──────── Provided entries ────────

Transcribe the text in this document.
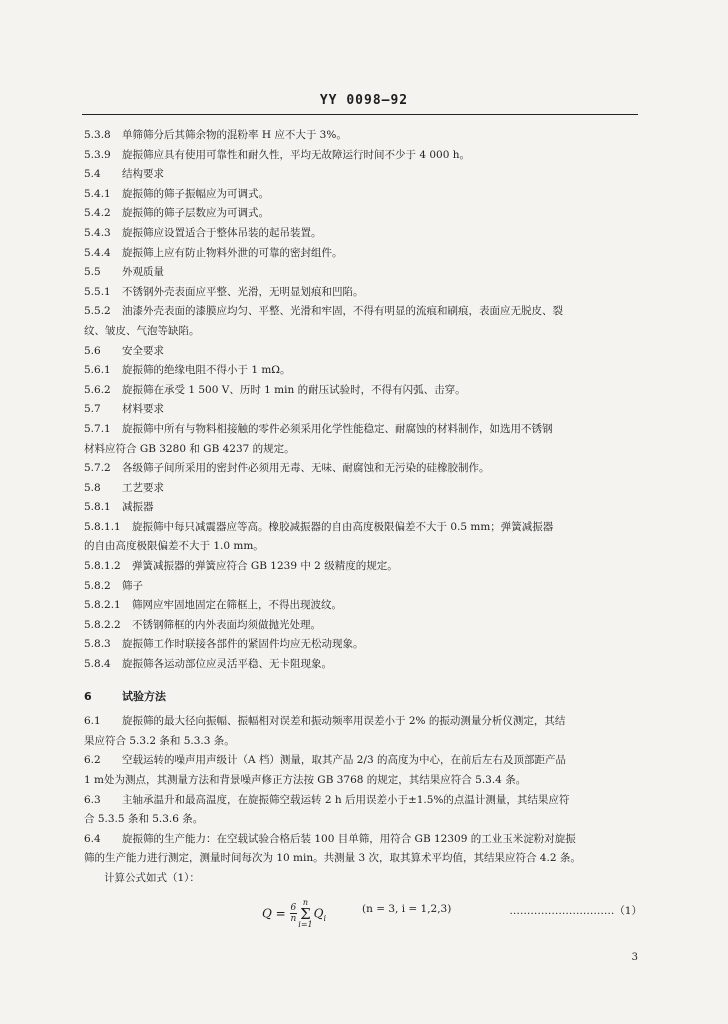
YY 0098—92
5.3.8 单筛筛分后其筛余物的混粉率 H 应不大于 3%。
5.3.9 旋振筛应具有使用可靠性和耐久性，平均无故障运行时间不少于 4 000 h。
5.4 结构要求
5.4.1 旋振筛的筛子振幅应为可调式。
5.4.2 旋振筛的筛子层数应为可调式。
5.4.3 旋振筛应设置适合于整体吊装的起吊装置。
5.4.4 旋振筛上应有防止物料外泄的可靠的密封组件。
5.5 外观质量
5.5.1 不锈钢外壳表面应平整、光滑，无明显划痕和凹陷。
5.5.2 油漆外壳表面的漆膜应均匀、平整、光滑和牢固，不得有明显的流痕和刷痕，表面应无脱皮、裂
纹、皱皮、气泡等缺陷。
5.6 安全要求
5.6.1 旋振筛的绝缘电阻不得小于 1 mΩ。
5.6.2 旋振筛在承受 1 500 V、历时 1 min 的耐压试验时，不得有闪弧、击穿。
5.7 材料要求
5.7.1 旋振筛中所有与物料相接触的零件必须采用化学性能稳定、耐腐蚀的材料制作，如选用不锈钢
材料应符合 GB 3280 和 GB 4237 的规定。
5.7.2 各级筛子间所采用的密封件必须用无毒、无味、耐腐蚀和无污染的硅橡胶制作。
5.8 工艺要求
5.8.1 减振器
5.8.1.1 旋振筛中每只减震器应等高。橡胶减振器的自由高度极限偏差不大于 0.5 mm；弹簧减振器
的自由高度极限偏差不大于 1.0 mm。
5.8.1.2 弹簧减振器的弹簧应符合 GB 1239 中 2 级精度的规定。
5.8.2 筛子
5.8.2.1 筛网应牢固地固定在筛框上，不得出现波纹。
5.8.2.2 不锈钢筛框的内外表面均须做抛光处理。
5.8.3 旋振筛工作时联接各部件的紧固件均应无松动现象。
5.8.4 旋振筛各运动部位应灵活平稳、无卡阻现象。
6	试验方法
6.1 旋振筛的最大径向振幅、振幅相对误差和振动频率用误差小于 2% 的振动测量分析仪测定，其结
果应符合 5.3.2 条和 5.3.3 条。
6.2 空载运转的噪声用声级计（A 档）测量，取其产品 2/3 的高度为中心，在前后左右及顶部距产品
1 m处为测点，其测量方法和背景噪声修正方法按 GB 3768 的规定，其结果应符合 5.3.4 条。
6.3 主轴承温升和最高温度，在旋振筛空载运转 2 h 后用误差小于±1.5%的点温计测量，其结果应符
合 5.3.5 条和 5.3.6 条。
6.4 旋振筛的生产能力：在空载试验合格后装 100 目单筛，用符合 GB 12309 的工业玉米淀粉对旋振
筛的生产能力进行测定，测量时间每次为 10 min。共测量 3 次，取其算术平均值，其结果应符合 4.2 条。
计算公式如式（1）：
$Q = \frac{6}{n}n$
Σ
$i=1Q_i$
(n = 3, i = 1,2,3)	…………………………（1）
3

────────

• Your objective: Without including any pictures, print each record exactly.

• Response to this exercise:
Transcribe the text in this document.
YY 0098—92
5.3.8 单筛筛分后其筛余物的混粉率 H 应不大于 3%。
5.3.9 旋振筛应具有使用可靠性和耐久性，平均无故障运行时间不少于 4 000 h。
5.4 结构要求
5.4.1 旋振筛的筛子振幅应为可调式。
5.4.2 旋振筛的筛子层数应为可调式。
5.4.3 旋振筛应设置适合于整体吊装的起吊装置。
5.4.4 旋振筛上应有防止物料外泄的可靠的密封组件。
5.5 外观质量
5.5.1 不锈钢外壳表面应平整、光滑，无明显划痕和凹陷。
5.5.2 油漆外壳表面的漆膜应均匀、平整、光滑和牢固，不得有明显的流痕和刷痕，表面应无脱皮、裂
纹、皱皮、气泡等缺陷。
5.6 安全要求
5.6.1 旋振筛的绝缘电阻不得小于 1 mΩ。
5.6.2 旋振筛在承受 1 500 V、历时 1 min 的耐压试验时，不得有闪弧、击穿。
5.7 材料要求
5.7.1 旋振筛中所有与物料相接触的零件必须采用化学性能稳定、耐腐蚀的材料制作，如选用不锈钢
材料应符合 GB 3280 和 GB 4237 的规定。
5.7.2 各级筛子间所采用的密封件必须用无毒、无味、耐腐蚀和无污染的硅橡胶制作。
5.8 工艺要求
5.8.1 减振器
5.8.1.1 旋振筛中每只减震器应等高。橡胶减振器的自由高度极限偏差不大于 0.5 mm；弹簧减振器
的自由高度极限偏差不大于 1.0 mm。
5.8.1.2 弹簧减振器的弹簧应符合 GB 1239 中 2 级精度的规定。
5.8.2 筛子
5.8.2.1 筛网应牢固地固定在筛框上，不得出现波纹。
5.8.2.2 不锈钢筛框的内外表面均须做抛光处理。
5.8.3 旋振筛工作时联接各部件的紧固件均应无松动现象。
5.8.4 旋振筛各运动部位应灵活平稳、无卡阻现象。
6	试验方法
6.1 旋振筛的最大径向振幅、振幅相对误差和振动频率用误差小于 2% 的振动测量分析仪测定，其结
果应符合 5.3.2 条和 5.3.3 条。
6.2 空载运转的噪声用声级计（A 档）测量，取其产品 2/3 的高度为中心，在前后左右及顶部距产品
1 m处为测点，其测量方法和背景噪声修正方法按 GB 3768 的规定，其结果应符合 5.3.4 条。
6.3 主轴承温升和最高温度，在旋振筛空载运转 2 h 后用误差小于±1.5%的点温计测量，其结果应符
合 5.3.5 条和 5.3.6 条。
6.4 旋振筛的生产能力：在空载试验合格后装 100 目单筛，用符合 GB 12309 的工业玉米淀粉对旋振
筛的生产能力进行测定，测量时间每次为 10 min。共测量 3 次，取其算术平均值，其结果应符合 4.2 条。
计算公式如式（1）：
$Q = \frac{6}{n}n$
Σ
$i=1Q_i$
(n = 3, i = 1,2,3)	…………………………（1）
3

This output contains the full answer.